### Job
Each record below should be output verbatim, without pictures.

### Entries supplied
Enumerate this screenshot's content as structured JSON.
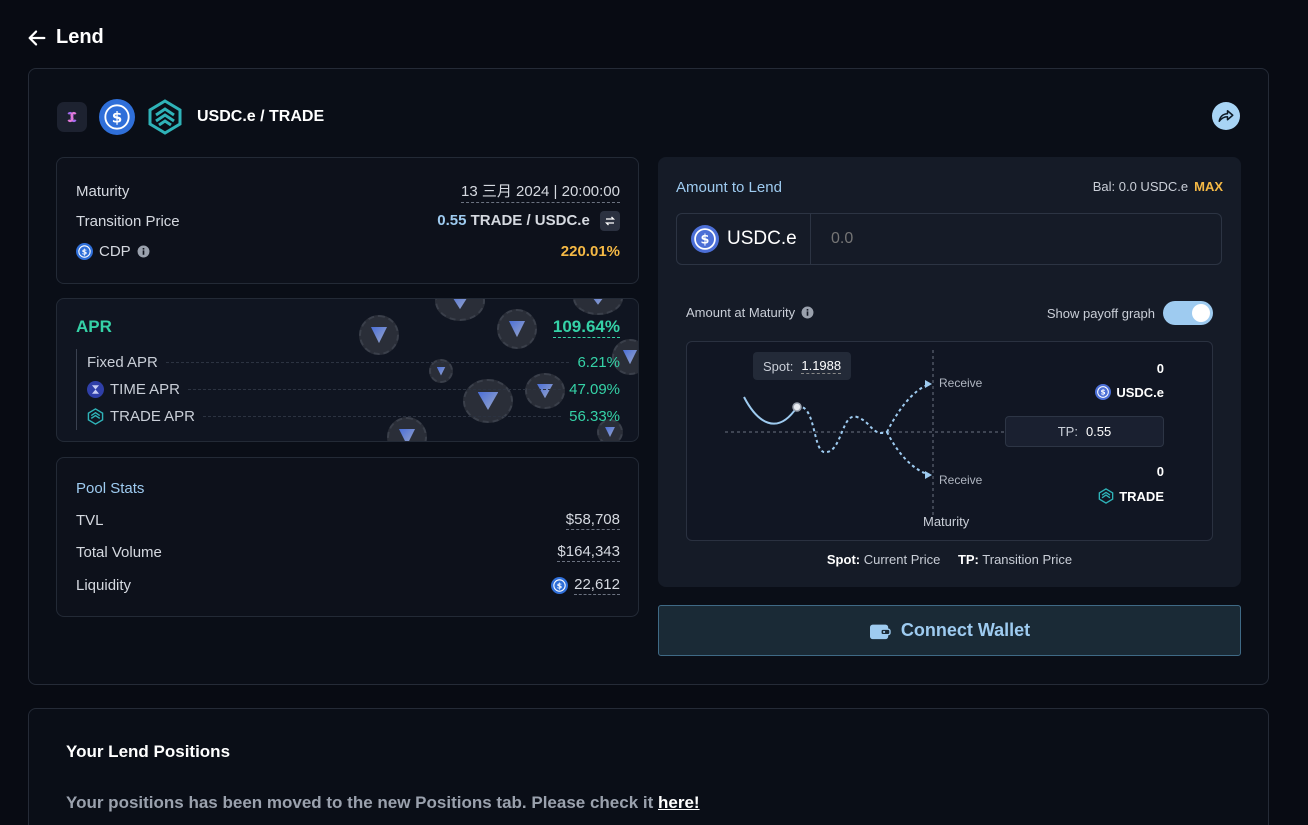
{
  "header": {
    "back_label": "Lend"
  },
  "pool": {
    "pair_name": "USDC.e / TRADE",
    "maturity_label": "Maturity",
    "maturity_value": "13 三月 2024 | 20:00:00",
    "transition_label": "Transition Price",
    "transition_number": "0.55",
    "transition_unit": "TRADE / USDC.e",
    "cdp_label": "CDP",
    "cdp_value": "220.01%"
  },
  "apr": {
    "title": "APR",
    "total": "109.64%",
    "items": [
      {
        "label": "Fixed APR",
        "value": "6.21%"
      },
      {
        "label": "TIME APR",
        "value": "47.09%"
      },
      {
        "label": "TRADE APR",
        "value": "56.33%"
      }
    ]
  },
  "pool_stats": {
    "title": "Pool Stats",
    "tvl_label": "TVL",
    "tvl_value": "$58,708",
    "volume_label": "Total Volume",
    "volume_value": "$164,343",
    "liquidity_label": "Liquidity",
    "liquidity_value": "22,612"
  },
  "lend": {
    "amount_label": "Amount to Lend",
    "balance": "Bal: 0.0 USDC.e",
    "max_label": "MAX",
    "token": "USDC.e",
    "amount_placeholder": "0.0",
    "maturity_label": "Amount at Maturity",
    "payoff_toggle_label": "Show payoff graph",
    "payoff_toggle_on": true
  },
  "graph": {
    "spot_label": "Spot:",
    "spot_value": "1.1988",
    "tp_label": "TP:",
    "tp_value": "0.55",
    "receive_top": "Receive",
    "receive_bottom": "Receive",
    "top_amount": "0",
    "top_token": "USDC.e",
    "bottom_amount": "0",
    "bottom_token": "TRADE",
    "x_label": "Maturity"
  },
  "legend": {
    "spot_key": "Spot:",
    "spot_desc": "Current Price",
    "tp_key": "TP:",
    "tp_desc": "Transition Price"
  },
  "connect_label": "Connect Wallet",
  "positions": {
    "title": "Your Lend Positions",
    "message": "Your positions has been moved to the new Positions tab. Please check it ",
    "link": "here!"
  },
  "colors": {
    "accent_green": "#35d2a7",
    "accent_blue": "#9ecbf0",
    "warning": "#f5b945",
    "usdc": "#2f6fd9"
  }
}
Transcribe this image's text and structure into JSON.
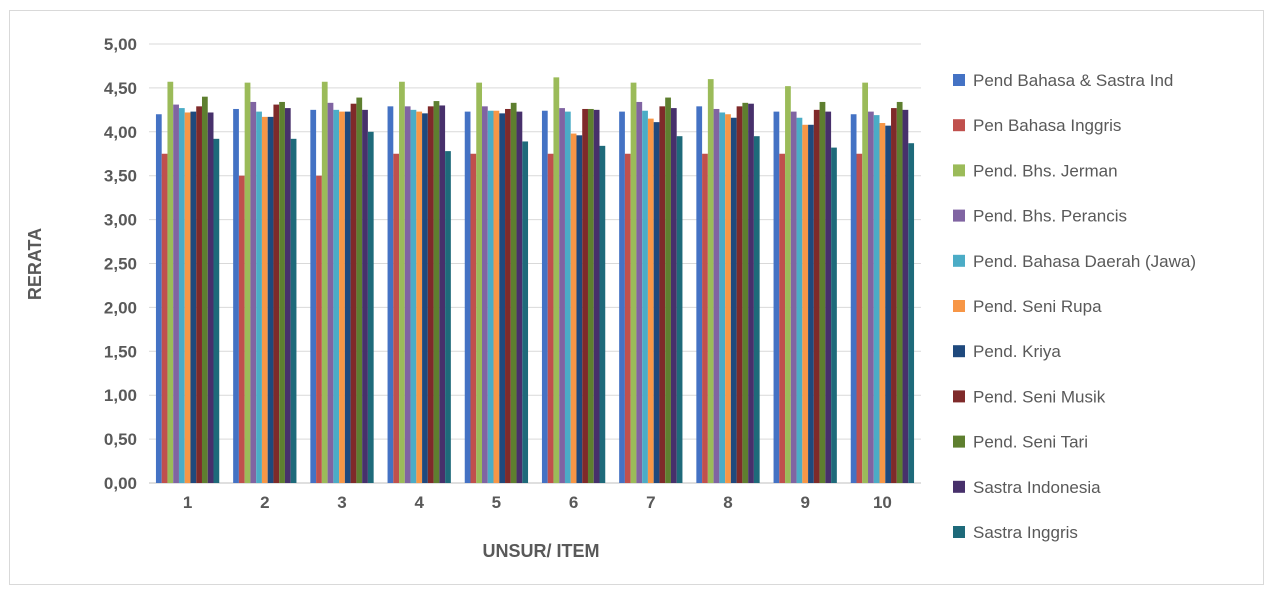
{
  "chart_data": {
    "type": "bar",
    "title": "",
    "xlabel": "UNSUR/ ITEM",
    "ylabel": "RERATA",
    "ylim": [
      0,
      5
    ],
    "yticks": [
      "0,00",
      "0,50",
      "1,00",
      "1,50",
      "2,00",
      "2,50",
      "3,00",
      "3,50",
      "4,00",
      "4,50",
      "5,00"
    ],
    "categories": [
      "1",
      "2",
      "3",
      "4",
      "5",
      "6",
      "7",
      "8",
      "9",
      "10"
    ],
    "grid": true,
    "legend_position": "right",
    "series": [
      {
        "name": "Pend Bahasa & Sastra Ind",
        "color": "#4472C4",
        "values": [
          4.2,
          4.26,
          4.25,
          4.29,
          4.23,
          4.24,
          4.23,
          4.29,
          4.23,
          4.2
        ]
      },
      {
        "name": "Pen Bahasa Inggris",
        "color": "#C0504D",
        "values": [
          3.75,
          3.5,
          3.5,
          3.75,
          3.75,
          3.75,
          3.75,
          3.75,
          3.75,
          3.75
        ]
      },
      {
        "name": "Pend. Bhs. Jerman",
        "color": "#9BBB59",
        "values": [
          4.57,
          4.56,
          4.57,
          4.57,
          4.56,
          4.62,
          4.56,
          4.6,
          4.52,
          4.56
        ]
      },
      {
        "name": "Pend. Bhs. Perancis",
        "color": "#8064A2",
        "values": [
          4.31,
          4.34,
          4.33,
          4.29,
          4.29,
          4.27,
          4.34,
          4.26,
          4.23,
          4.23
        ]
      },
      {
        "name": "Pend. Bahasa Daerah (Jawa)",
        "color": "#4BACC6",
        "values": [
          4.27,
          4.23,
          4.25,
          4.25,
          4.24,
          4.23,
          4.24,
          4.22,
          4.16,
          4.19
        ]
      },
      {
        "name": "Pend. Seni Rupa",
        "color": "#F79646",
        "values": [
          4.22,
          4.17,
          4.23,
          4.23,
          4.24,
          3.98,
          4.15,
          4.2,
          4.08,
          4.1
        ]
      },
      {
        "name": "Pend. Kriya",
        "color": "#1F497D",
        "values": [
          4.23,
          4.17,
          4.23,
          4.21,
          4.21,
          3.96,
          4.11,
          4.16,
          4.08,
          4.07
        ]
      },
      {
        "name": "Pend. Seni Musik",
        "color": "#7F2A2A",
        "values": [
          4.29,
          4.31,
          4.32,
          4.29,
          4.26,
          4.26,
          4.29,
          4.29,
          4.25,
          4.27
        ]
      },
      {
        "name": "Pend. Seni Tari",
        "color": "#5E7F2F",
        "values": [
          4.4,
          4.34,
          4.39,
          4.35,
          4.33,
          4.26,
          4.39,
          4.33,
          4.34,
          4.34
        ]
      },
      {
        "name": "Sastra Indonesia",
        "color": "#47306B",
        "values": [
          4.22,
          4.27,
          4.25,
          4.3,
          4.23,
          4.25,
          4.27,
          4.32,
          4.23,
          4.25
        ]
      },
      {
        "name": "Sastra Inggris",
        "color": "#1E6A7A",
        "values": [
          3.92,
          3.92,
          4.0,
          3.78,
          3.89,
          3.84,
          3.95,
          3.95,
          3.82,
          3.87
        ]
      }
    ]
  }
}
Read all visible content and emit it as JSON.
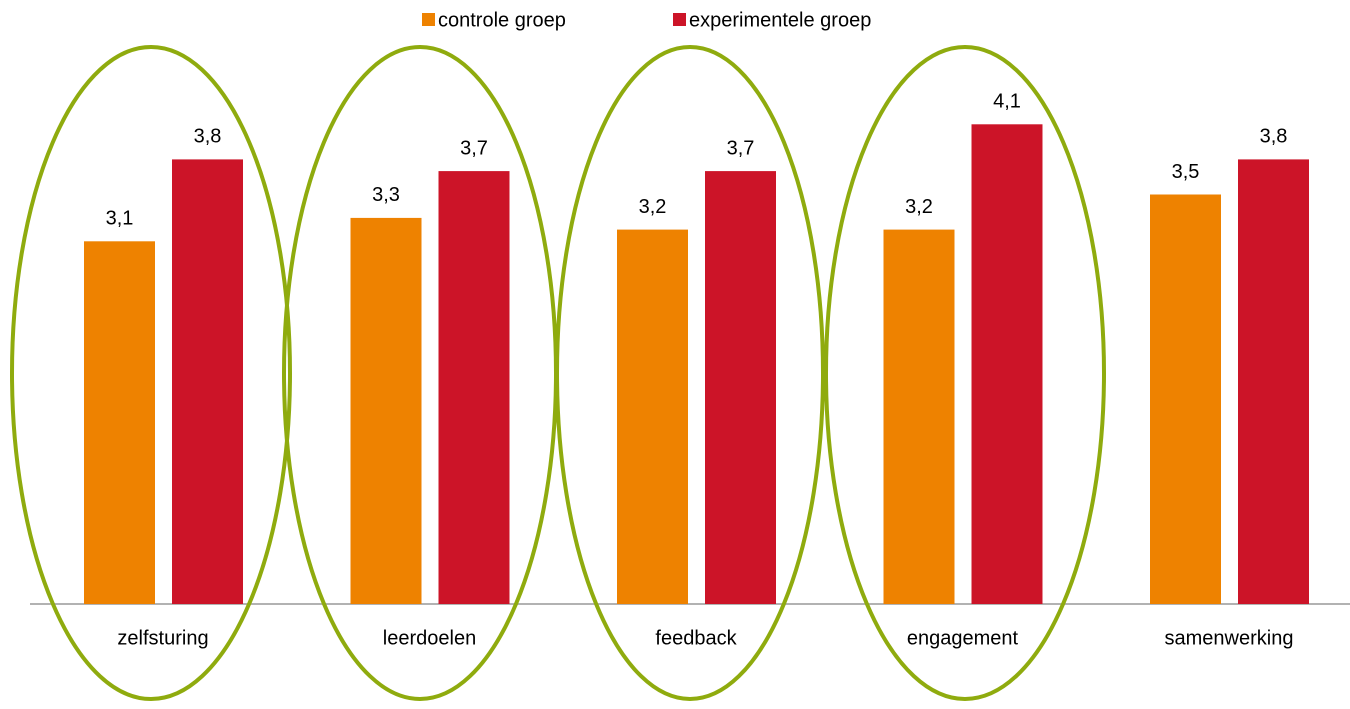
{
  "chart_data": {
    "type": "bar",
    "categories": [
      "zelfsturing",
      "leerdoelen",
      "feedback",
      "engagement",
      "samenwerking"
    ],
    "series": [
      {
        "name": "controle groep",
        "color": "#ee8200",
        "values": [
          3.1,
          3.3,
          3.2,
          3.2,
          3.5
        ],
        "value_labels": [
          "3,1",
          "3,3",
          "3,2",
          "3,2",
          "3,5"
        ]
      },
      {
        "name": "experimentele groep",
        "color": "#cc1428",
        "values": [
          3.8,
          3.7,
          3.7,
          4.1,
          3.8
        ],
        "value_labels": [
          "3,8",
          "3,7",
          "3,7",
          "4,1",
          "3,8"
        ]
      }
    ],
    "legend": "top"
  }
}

### Finished exercise
Enumerate this screenshot's content as structured JSON.
{
  "header": {
    "back_label": "Lend"
  },
  "pool": {
    "pair_name": "USDC.e / TRADE",
    "maturity_label": "Maturity",
    "maturity_value": "13 三月 2024 | 20:00:00",
    "transition_label": "Transition Price",
    "transition_number": "0.55",
    "transition_unit": "TRADE / USDC.e",
    "cdp_label": "CDP",
    "cdp_value": "220.01%"
  },
  "apr": {
    "title": "APR",
    "total": "109.64%",
    "items": [
      {
        "label": "Fixed APR",
        "value": "6.21%"
      },
      {
        "label": "TIME APR",
        "value": "47.09%"
      },
      {
        "label": "TRADE APR",
        "value": "56.33%"
      }
    ]
  },
  "pool_stats": {
    "title": "Pool Stats",
    "tvl_label": "TVL",
    "tvl_value": "$58,708",
    "volume_label": "Total Volume",
    "volume_value": "$164,343",
    "liquidity_label": "Liquidity",
    "liquidity_value": "22,612"
  },
  "lend": {
    "amount_label": "Amount to Lend",
    "balance": "Bal: 0.0 USDC.e",
    "max_label": "MAX",
    "token": "USDC.e",
    "amount_placeholder": "0.0",
    "maturity_label": "Amount at Maturity",
    "payoff_toggle_label": "Show payoff graph",
    "payoff_toggle_on": true
  },
  "graph": {
    "spot_label": "Spot:",
    "spot_value": "1.1988",
    "tp_label": "TP:",
    "tp_value": "0.55",
    "receive_top": "Receive",
    "receive_bottom": "Receive",
    "top_amount": "0",
    "top_token": "USDC.e",
    "bottom_amount": "0",
    "bottom_token": "TRADE",
    "x_label": "Maturity"
  },
  "legend": {
    "spot_key": "Spot:",
    "spot_desc": "Current Price",
    "tp_key": "TP:",
    "tp_desc": "Transition Price"
  },
  "connect_label": "Connect Wallet",
  "positions": {
    "title": "Your Lend Positions",
    "message": "Your positions has been moved to the new Positions tab. Please check it ",
    "link": "here!"
  },
  "colors": {
    "accent_green": "#35d2a7",
    "accent_blue": "#9ecbf0",
    "warning": "#f5b945",
    "usdc": "#2f6fd9"
  }
}
Transcribe this image's text and structure into JSON.
{
  "chart_data": {
    "type": "bar",
    "title": "",
    "xlabel": "UNSUR/ ITEM",
    "ylabel": "RERATA",
    "ylim": [
      0,
      5
    ],
    "yticks": [
      "0,00",
      "0,50",
      "1,00",
      "1,50",
      "2,00",
      "2,50",
      "3,00",
      "3,50",
      "4,00",
      "4,50",
      "5,00"
    ],
    "categories": [
      "1",
      "2",
      "3",
      "4",
      "5",
      "6",
      "7",
      "8",
      "9",
      "10"
    ],
    "grid": true,
    "legend_position": "right",
    "series": [
      {
        "name": "Pend Bahasa & Sastra Ind",
        "color": "#4472C4",
        "values": [
          4.2,
          4.26,
          4.25,
          4.29,
          4.23,
          4.24,
          4.23,
          4.29,
          4.23,
          4.2
        ]
      },
      {
        "name": "Pen Bahasa Inggris",
        "color": "#C0504D",
        "values": [
          3.75,
          3.5,
          3.5,
          3.75,
          3.75,
          3.75,
          3.75,
          3.75,
          3.75,
          3.75
        ]
      },
      {
        "name": "Pend. Bhs. Jerman",
        "color": "#9BBB59",
        "values": [
          4.57,
          4.56,
          4.57,
          4.57,
          4.56,
          4.62,
          4.56,
          4.6,
          4.52,
          4.56
        ]
      },
      {
        "name": "Pend. Bhs. Perancis",
        "color": "#8064A2",
        "values": [
          4.31,
          4.34,
          4.33,
          4.29,
          4.29,
          4.27,
          4.34,
          4.26,
          4.23,
          4.23
        ]
      },
      {
        "name": "Pend. Bahasa Daerah (Jawa)",
        "color": "#4BACC6",
        "values": [
          4.27,
          4.23,
          4.25,
          4.25,
          4.24,
          4.23,
          4.24,
          4.22,
          4.16,
          4.19
        ]
      },
      {
        "name": "Pend. Seni Rupa",
        "color": "#F79646",
        "values": [
          4.22,
          4.17,
          4.23,
          4.23,
          4.24,
          3.98,
          4.15,
          4.2,
          4.08,
          4.1
        ]
      },
      {
        "name": "Pend. Kriya",
        "color": "#1F497D",
        "values": [
          4.23,
          4.17,
          4.23,
          4.21,
          4.21,
          3.96,
          4.11,
          4.16,
          4.08,
          4.07
        ]
      },
      {
        "name": "Pend. Seni Musik",
        "color": "#7F2A2A",
        "values": [
          4.29,
          4.31,
          4.32,
          4.29,
          4.26,
          4.26,
          4.29,
          4.29,
          4.25,
          4.27
        ]
      },
      {
        "name": "Pend. Seni Tari",
        "color": "#5E7F2F",
        "values": [
          4.4,
          4.34,
          4.39,
          4.35,
          4.33,
          4.26,
          4.39,
          4.33,
          4.34,
          4.34
        ]
      },
      {
        "name": "Sastra Indonesia",
        "color": "#47306B",
        "values": [
          4.22,
          4.27,
          4.25,
          4.3,
          4.23,
          4.25,
          4.27,
          4.32,
          4.23,
          4.25
        ]
      },
      {
        "name": "Sastra Inggris",
        "color": "#1E6A7A",
        "values": [
          3.92,
          3.92,
          4.0,
          3.78,
          3.89,
          3.84,
          3.95,
          3.95,
          3.82,
          3.87
        ]
      }
    ]
  }
}
Read all visible content and emit it as JSON.
{
  "chart_data": {
    "type": "bar",
    "categories": [
      "zelfsturing",
      "leerdoelen",
      "feedback",
      "engagement",
      "samenwerking"
    ],
    "series": [
      {
        "name": "controle groep",
        "color": "#ee8200",
        "values": [
          3.1,
          3.3,
          3.2,
          3.2,
          3.5
        ],
        "value_labels": [
          "3,1",
          "3,3",
          "3,2",
          "3,2",
          "3,5"
        ]
      },
      {
        "name": "experimentele groep",
        "color": "#cc1428",
        "values": [
          3.8,
          3.7,
          3.7,
          4.1,
          3.8
        ],
        "value_labels": [
          "3,8",
          "3,7",
          "3,7",
          "4,1",
          "3,8"
        ]
      }
    ],
    "legend": "top"
  }
}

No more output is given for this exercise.